== The problem ==
Give every line from the entries that contains "this".

## begin Exercise inputs

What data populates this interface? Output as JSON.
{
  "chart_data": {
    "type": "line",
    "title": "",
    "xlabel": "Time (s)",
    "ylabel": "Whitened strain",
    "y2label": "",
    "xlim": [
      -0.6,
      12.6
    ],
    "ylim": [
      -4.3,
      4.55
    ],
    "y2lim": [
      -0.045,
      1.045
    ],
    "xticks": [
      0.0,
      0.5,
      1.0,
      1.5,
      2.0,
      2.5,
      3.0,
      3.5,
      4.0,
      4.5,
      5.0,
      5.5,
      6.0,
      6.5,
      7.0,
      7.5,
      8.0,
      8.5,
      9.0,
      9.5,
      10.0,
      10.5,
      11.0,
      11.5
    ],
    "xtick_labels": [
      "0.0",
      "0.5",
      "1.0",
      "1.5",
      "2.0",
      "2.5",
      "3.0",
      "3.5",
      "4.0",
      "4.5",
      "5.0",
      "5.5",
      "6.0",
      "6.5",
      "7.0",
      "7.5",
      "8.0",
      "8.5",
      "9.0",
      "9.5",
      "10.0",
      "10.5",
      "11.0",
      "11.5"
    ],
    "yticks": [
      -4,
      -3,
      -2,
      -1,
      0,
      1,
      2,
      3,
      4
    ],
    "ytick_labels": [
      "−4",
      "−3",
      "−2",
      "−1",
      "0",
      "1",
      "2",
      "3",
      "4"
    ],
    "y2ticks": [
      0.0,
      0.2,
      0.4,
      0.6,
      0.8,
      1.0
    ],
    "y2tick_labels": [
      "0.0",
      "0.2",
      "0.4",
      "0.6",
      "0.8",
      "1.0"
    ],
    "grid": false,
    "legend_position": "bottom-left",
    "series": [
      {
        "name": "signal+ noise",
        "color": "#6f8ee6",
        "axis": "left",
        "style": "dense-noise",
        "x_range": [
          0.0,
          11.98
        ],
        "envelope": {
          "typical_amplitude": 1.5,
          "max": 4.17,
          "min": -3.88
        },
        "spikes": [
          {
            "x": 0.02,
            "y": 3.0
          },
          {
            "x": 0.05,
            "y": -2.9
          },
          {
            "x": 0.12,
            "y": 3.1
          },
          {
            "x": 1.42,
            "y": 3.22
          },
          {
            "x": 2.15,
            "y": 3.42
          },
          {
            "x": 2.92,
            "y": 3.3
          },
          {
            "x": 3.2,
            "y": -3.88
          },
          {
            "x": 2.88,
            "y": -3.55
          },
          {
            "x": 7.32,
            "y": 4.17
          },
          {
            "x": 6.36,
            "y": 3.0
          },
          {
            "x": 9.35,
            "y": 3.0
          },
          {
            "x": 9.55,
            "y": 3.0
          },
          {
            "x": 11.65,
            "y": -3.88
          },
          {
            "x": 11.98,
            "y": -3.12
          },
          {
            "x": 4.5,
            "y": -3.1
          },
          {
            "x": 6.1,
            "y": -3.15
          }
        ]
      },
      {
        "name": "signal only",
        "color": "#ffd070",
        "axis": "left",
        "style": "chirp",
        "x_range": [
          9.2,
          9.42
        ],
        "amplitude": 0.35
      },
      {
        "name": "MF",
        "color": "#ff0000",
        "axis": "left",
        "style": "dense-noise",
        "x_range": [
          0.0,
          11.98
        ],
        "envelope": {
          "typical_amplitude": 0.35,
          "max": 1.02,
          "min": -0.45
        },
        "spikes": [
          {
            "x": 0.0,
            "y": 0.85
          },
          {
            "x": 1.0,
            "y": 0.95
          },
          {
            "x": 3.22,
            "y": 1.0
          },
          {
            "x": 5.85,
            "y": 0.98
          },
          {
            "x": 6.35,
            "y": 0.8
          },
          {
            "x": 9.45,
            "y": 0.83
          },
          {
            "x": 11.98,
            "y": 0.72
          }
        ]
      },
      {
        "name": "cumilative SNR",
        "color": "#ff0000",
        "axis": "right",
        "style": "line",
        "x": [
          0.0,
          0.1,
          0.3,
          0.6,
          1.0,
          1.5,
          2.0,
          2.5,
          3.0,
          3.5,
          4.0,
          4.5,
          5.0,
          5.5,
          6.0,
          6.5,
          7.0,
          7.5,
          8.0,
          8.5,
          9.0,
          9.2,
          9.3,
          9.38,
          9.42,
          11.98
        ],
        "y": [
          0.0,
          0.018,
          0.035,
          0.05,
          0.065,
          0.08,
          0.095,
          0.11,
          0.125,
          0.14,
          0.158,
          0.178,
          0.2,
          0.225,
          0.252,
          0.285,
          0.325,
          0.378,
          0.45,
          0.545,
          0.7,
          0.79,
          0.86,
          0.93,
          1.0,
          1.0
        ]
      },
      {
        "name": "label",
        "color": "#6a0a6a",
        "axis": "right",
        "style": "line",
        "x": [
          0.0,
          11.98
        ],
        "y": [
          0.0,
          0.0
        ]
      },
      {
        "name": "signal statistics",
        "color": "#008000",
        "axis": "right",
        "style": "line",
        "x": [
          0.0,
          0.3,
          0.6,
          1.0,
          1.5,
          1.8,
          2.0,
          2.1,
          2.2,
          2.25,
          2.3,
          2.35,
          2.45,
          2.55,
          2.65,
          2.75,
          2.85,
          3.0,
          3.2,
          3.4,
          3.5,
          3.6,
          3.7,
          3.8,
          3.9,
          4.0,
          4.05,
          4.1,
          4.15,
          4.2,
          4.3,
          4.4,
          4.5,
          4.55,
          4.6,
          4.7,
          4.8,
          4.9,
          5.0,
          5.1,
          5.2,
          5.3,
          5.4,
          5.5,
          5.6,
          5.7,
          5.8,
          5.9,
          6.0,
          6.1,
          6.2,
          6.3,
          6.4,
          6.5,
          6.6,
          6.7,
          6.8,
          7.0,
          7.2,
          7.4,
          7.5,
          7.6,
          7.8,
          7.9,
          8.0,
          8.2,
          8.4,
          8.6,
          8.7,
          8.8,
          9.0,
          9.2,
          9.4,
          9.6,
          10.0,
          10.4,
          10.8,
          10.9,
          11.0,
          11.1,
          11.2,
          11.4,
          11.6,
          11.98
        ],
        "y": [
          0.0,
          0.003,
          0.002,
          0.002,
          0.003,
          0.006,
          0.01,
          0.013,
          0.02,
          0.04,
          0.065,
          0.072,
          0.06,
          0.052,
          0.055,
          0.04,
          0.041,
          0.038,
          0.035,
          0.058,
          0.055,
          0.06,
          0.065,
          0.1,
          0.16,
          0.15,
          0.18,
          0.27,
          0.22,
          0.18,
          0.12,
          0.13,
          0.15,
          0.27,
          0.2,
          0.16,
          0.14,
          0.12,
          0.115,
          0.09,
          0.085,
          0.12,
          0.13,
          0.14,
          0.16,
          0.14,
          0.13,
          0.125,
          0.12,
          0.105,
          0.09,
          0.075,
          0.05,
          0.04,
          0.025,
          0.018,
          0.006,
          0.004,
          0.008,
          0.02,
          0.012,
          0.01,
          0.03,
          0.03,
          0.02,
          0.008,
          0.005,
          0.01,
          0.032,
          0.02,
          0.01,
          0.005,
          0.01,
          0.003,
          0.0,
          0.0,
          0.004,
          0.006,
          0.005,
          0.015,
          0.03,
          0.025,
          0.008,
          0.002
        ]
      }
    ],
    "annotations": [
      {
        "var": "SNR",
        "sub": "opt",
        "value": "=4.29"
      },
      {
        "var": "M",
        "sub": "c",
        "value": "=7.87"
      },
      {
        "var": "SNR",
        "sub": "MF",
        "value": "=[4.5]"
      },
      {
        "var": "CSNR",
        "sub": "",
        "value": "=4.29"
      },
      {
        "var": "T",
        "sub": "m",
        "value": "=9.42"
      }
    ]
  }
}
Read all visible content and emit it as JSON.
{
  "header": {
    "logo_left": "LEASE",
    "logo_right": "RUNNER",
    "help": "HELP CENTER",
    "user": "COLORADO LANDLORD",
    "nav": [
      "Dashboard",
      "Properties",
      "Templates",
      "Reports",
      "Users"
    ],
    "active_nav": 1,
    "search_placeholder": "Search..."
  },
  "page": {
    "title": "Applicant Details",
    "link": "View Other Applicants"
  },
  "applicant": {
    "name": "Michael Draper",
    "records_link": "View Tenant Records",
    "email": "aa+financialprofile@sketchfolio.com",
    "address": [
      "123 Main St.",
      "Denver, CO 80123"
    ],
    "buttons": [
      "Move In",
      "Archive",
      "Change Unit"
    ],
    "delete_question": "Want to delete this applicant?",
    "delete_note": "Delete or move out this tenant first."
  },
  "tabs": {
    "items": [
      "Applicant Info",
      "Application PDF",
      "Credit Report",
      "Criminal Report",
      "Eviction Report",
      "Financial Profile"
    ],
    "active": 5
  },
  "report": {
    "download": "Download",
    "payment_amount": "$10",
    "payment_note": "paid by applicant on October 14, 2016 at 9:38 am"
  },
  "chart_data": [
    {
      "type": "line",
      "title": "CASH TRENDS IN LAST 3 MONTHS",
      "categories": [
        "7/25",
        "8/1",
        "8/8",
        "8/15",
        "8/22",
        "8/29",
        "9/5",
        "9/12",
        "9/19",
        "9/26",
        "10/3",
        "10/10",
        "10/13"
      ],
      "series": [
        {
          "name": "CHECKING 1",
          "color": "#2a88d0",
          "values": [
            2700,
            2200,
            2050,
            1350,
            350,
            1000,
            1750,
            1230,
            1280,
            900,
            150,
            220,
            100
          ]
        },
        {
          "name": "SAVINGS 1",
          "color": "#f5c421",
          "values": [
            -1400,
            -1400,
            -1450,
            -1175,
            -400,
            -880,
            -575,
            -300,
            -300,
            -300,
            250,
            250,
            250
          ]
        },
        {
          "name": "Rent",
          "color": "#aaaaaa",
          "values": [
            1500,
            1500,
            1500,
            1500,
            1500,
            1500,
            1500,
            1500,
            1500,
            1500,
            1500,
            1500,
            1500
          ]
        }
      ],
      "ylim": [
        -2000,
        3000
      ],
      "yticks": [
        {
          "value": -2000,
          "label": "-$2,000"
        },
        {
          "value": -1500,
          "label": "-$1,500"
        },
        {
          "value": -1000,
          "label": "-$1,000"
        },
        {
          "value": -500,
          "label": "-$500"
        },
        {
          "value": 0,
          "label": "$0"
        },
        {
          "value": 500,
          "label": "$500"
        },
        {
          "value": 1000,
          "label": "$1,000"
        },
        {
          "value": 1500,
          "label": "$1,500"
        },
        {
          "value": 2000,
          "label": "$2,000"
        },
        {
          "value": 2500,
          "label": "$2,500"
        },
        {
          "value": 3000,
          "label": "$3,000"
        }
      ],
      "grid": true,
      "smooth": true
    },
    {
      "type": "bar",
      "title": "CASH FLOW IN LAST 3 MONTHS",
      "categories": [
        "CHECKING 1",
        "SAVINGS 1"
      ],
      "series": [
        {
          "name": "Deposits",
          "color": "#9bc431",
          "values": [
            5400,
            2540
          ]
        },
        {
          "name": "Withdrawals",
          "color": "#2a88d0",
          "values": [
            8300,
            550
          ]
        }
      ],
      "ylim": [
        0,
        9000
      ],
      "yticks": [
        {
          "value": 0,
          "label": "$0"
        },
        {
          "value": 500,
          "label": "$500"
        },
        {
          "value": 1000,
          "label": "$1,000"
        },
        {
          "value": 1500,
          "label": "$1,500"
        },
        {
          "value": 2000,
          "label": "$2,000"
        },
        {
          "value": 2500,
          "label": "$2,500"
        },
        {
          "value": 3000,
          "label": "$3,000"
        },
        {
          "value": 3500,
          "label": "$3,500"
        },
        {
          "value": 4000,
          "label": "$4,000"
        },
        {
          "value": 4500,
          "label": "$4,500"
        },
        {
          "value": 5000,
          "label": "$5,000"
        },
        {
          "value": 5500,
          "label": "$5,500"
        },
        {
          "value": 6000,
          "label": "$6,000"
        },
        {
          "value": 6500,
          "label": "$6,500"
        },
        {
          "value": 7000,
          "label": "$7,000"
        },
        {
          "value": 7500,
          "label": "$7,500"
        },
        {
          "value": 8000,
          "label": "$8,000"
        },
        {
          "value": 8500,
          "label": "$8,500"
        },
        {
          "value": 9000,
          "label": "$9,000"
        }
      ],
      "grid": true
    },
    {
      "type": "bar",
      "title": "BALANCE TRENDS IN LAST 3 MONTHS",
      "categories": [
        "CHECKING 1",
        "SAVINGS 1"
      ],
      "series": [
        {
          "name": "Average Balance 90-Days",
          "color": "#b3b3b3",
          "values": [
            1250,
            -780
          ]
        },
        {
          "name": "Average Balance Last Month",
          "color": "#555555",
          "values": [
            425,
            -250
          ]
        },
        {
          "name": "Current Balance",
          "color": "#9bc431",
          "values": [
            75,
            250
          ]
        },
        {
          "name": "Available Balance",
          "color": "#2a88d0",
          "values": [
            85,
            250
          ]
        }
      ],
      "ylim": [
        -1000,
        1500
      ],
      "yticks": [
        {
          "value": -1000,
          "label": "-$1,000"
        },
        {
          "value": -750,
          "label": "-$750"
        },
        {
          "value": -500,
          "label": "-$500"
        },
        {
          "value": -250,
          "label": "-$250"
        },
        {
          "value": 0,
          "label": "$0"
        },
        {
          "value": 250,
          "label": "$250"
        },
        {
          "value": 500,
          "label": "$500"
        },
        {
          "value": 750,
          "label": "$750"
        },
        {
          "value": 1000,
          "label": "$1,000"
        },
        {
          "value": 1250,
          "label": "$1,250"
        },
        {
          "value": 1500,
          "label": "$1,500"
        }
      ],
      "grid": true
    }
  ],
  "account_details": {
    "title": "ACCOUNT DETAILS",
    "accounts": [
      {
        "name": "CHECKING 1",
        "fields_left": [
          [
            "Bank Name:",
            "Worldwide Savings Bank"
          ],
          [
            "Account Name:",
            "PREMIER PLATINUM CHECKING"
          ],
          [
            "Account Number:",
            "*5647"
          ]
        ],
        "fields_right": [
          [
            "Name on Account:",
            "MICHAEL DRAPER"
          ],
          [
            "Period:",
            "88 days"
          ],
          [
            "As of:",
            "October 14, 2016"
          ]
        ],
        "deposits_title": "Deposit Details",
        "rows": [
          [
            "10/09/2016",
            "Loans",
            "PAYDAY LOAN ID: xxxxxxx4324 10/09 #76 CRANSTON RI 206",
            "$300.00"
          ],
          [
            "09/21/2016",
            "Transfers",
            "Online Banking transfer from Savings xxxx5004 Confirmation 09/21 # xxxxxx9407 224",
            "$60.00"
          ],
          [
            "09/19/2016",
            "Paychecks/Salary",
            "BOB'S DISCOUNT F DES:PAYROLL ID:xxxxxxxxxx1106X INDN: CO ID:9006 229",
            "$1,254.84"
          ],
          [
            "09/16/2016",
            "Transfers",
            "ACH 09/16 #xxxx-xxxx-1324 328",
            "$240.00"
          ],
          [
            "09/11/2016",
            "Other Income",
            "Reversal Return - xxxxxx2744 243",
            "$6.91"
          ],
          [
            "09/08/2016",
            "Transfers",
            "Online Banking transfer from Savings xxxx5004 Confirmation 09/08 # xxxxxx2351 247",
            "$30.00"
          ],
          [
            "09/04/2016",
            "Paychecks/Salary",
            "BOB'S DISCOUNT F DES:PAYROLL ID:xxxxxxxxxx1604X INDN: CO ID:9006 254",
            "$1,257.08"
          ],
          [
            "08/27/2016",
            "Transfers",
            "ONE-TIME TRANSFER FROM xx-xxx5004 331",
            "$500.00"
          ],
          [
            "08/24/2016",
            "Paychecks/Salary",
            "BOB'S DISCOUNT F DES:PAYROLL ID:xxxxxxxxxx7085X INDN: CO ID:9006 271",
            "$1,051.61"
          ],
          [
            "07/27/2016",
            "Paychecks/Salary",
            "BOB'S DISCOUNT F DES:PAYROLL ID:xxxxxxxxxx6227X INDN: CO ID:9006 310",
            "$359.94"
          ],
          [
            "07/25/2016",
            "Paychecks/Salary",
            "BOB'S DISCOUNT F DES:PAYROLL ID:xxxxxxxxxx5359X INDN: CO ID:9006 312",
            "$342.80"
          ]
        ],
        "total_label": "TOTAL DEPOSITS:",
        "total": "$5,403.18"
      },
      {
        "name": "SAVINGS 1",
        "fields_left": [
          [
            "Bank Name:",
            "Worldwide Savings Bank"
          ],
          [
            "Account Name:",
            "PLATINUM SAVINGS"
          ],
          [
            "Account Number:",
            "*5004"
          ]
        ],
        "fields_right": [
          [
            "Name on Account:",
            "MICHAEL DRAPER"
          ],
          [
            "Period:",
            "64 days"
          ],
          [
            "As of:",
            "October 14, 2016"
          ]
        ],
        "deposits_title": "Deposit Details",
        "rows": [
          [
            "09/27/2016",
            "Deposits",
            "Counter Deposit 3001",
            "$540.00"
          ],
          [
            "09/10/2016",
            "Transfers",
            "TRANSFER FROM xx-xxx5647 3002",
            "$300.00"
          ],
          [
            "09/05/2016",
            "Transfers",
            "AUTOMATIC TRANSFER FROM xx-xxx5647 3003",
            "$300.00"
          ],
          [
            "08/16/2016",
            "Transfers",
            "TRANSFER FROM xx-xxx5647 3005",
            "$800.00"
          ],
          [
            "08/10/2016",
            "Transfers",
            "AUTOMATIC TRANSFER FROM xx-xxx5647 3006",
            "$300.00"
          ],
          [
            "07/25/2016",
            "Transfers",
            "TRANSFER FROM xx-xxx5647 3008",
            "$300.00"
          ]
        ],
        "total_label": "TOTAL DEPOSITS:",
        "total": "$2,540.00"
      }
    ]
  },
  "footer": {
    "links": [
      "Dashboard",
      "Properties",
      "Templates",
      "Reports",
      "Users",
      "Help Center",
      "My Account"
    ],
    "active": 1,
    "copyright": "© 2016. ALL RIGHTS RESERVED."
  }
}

## end Exercise inputs

== Task response ==
What data populates this interface? Output as JSON.
    "delete_question": "Want to delete this applicant?",
    "delete_note": "Delete or move out this tenant first."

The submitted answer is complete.